Questions:
1 – Please rewrite the piece about quitting from "On a personal" up to and including "surplus I create.", putting "one-person business" in place of "small business".
2 – In the piece about quitting, what kind of business does the writer say they run between the writing, consults and option analytics?

Source extract:
━━━━━━━━━━
On a personal note, even having went through a substantial quit, I’m still not here to glorify it. I effectively run a craft consumer-facing small business between the writing, consults and option analytics. Bruh, I’m teetering on the edge of self-doubt and self-belief from day to day.

Making money and creating surplus go together. That I make less than I used to hurts because it feels like a statement about the surplus I create.

[I obviously understand that it’s not that simple. Leverage and ability to capture a share of surplus are giant inputs into what you actually get paid. That there’s no-name closet indexers richer than your favorite drummer is capitalism’s bunion but I’m not suggesting we amputate the foot even if I’d get some perverse joy from clawbacks against people who suck.]

Still, I wrestle with this quite a bit. I don’t really see myself as a businessman. As someone who would spin something up just because they see an opportunity. I’ve always been impressed by those kinds of people because I wish I could be like that. But it’s hard for me to care about something unless I love it. I don’t care about solving a problem just because it exists. There are infinite problems and I have one attention span. To a businessman, profit helps them filter. But more money than I actually need* is not motivating enough to do work I don’t care about. How would I even be excellent at something I didn’t care about?

But this perspective is a constraint of my own making. I don’t get to eschew opportunism and then complain that’s how the world and economy work. As it goes, I’m trying to figure out how to make more money doing these things that intersect my interest and ability. There’s a better product-market fit at the end of this rainbow, but finding it is harder than trading, and there’s no guarantee it will pay as well. But I’m immersed in the process of going there. And for that feeling, quitting was right for me.

*Adulting means you gotta do whatever you gotta do to make what you need OR lower what you need. But I’m talking about the same decisions we all make on the scale that is personally relevant. For some, it’s the choice of doing X for the 100k they need or Y for the extra 50k, and for others it might be the choice of $500k working remote or $1mm being on the road 60% of the time. Cate’s point in this essay is that everything is a choice and when you forget that become an entitled victim. Or to use one of my favorite lines…you’ve exchanged a walk-on part in the war for the lead role in a cage.
━━━━━━━━━━
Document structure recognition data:
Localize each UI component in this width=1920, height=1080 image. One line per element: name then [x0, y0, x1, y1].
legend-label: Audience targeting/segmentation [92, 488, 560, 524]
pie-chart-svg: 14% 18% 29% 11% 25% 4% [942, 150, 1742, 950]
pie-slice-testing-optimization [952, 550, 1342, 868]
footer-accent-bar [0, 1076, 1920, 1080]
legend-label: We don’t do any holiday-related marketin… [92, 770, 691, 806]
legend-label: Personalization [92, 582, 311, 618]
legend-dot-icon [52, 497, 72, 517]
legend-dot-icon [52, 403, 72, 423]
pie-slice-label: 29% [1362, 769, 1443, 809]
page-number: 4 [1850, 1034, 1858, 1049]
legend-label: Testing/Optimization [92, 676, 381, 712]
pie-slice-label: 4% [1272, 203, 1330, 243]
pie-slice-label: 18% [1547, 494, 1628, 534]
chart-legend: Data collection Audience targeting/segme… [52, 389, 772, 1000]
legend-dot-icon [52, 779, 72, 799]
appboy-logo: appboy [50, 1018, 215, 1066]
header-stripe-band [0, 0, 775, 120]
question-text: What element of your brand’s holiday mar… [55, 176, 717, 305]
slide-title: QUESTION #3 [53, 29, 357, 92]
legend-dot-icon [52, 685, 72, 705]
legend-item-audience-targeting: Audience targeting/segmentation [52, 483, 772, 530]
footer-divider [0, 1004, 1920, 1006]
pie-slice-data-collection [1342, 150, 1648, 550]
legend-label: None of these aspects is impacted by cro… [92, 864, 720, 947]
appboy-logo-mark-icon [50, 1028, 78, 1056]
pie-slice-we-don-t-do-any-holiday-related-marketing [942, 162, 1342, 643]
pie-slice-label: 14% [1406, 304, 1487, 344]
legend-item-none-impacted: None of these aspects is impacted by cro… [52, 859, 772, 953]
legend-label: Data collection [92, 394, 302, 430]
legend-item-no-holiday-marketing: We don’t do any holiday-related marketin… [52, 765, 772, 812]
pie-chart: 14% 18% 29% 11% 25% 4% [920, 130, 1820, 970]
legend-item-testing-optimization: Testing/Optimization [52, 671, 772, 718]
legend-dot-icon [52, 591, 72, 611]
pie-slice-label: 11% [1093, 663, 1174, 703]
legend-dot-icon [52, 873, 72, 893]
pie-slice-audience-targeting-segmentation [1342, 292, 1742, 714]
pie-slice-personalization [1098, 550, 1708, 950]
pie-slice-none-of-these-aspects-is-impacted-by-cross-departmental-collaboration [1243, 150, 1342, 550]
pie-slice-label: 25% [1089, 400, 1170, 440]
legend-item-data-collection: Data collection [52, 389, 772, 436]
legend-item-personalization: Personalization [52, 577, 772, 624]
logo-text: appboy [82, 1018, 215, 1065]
━━━━━━━━━━
Task-by-task answers:
1 –
On a personal note, even having went through a substantial quit, I’m still not here to glorify it. I effectively run a craft consumer-facing one-person business between the writing, consults and option analytics. Bruh, I’m teetering on the edge of self-doubt and self-belief from day to day.

Making money and creating surplus go together. That I make less than I used to hurts because it feels like a statement about the surplus I create.

2 – A craft consumer-facing small business.